-- START --

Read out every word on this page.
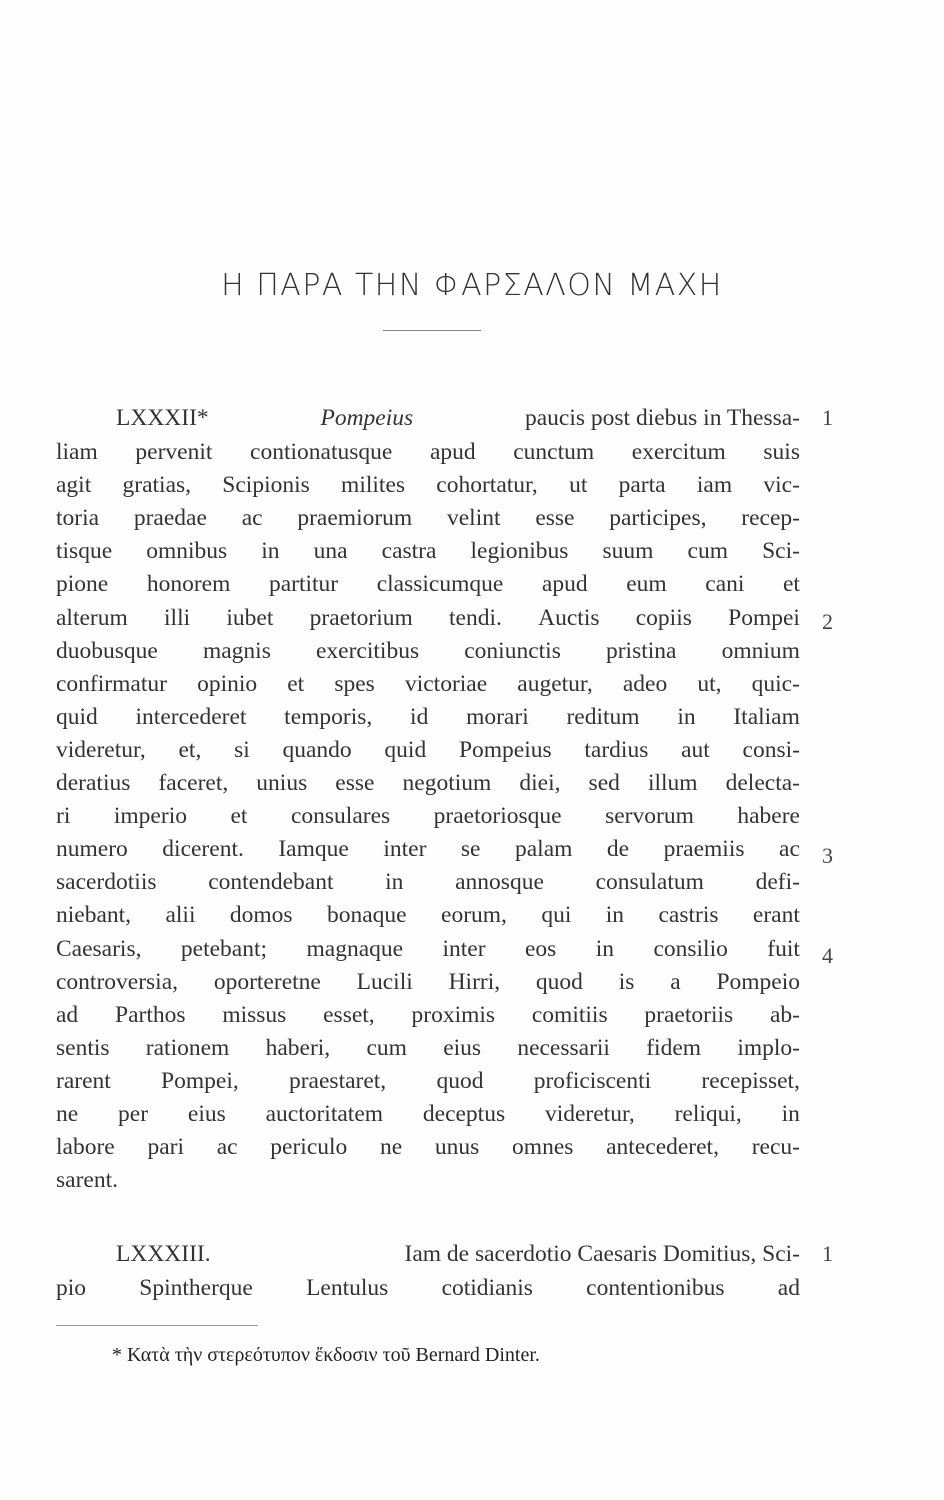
Η ΠΑΡΑ ΤΗΝ ΦΑΡΣΑΛΟΝ ΜΑΧΗ
LXXXII*	Pompeius	paucis post diebus in Thessa- 1
liam pervenit contionatusque apud cunctum exercitum suis
agit gratias, Scipionis milites cohortatur, ut parta iam vic-
toria praedae ac praemiorum velint esse participes, recep-
tisque omnibus in una castra legionibus suum cum Sci-
pione honorem partitur classicumque apud eum cani et
alterum illi iubet praetorium tendi. Auctis copiis Pompei
duobusque magnis exercitibus coniunctis pristina omnium
confirmatur opinio et spes victoriae augetur, adeo ut, quic-
quid intercederet temporis, id morari reditum in Italiam
videretur, et, si quando quid Pompeius tardius aut consi-
deratius faceret, unius esse negotium diei, sed illum delecta-
ri imperio et consulares praetoriosque servorum habere
numero dicerent. Iamque inter se palam de praemiis ac
sacerdotiis contendebant in annosque consulatum defi-
niebant, alii domos bonaque eorum, qui in castris erant
Caesaris, petebant; magnaque inter eos in consilio fuit
controversia, oporteretne Lucili Hirri, quod is a Pompeio
ad Parthos missus esset, proximis comitiis praetoriis ab-
sentis rationem haberi, cum eius necessarii fidem implo-
rarent Pompei, praestaret, quod proficiscenti recepisset,
ne per eius auctoritatem deceptus videretur, reliqui, in
labore pari ac periculo ne unus omnes antecederet, recu-
sarent.
2
3
4
LXXXIII.	Iam de sacerdotio Caesaris Domitius, Sci- 1
pio Spintherque Lentulus cotidianis contentionibus ad
* Κατὰ τὴν στερεότυπον ἔκδοσιν τοῦ Bernard Dinter.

-- END --

→ **Problem**:
Output every entry verbatim. Pictures do not belong in the copy.

→ **Worked solution**:
Read out every word on this page.
Η ΠΑΡΑ ΤΗΝ ΦΑΡΣΑΛΟΝ ΜΑΧΗ
LXXXII*	Pompeius	paucis post diebus in Thessa- 1
liam pervenit contionatusque apud cunctum exercitum suis
agit gratias, Scipionis milites cohortatur, ut parta iam vic-
toria praedae ac praemiorum velint esse participes, recep-
tisque omnibus in una castra legionibus suum cum Sci-
pione honorem partitur classicumque apud eum cani et
alterum illi iubet praetorium tendi. Auctis copiis Pompei
duobusque magnis exercitibus coniunctis pristina omnium
confirmatur opinio et spes victoriae augetur, adeo ut, quic-
quid intercederet temporis, id morari reditum in Italiam
videretur, et, si quando quid Pompeius tardius aut consi-
deratius faceret, unius esse negotium diei, sed illum delecta-
ri imperio et consulares praetoriosque servorum habere
numero dicerent. Iamque inter se palam de praemiis ac
sacerdotiis contendebant in annosque consulatum defi-
niebant, alii domos bonaque eorum, qui in castris erant
Caesaris, petebant; magnaque inter eos in consilio fuit
controversia, oporteretne Lucili Hirri, quod is a Pompeio
ad Parthos missus esset, proximis comitiis praetoriis ab-
sentis rationem haberi, cum eius necessarii fidem implo-
rarent Pompei, praestaret, quod proficiscenti recepisset,
ne per eius auctoritatem deceptus videretur, reliqui, in
labore pari ac periculo ne unus omnes antecederet, recu-
sarent.
2
3
4
LXXXIII.	Iam de sacerdotio Caesaris Domitius, Sci- 1
pio Spintherque Lentulus cotidianis contentionibus ad
* Κατὰ τὴν στερεότυπον ἔκδοσιν τοῦ Bernard Dinter.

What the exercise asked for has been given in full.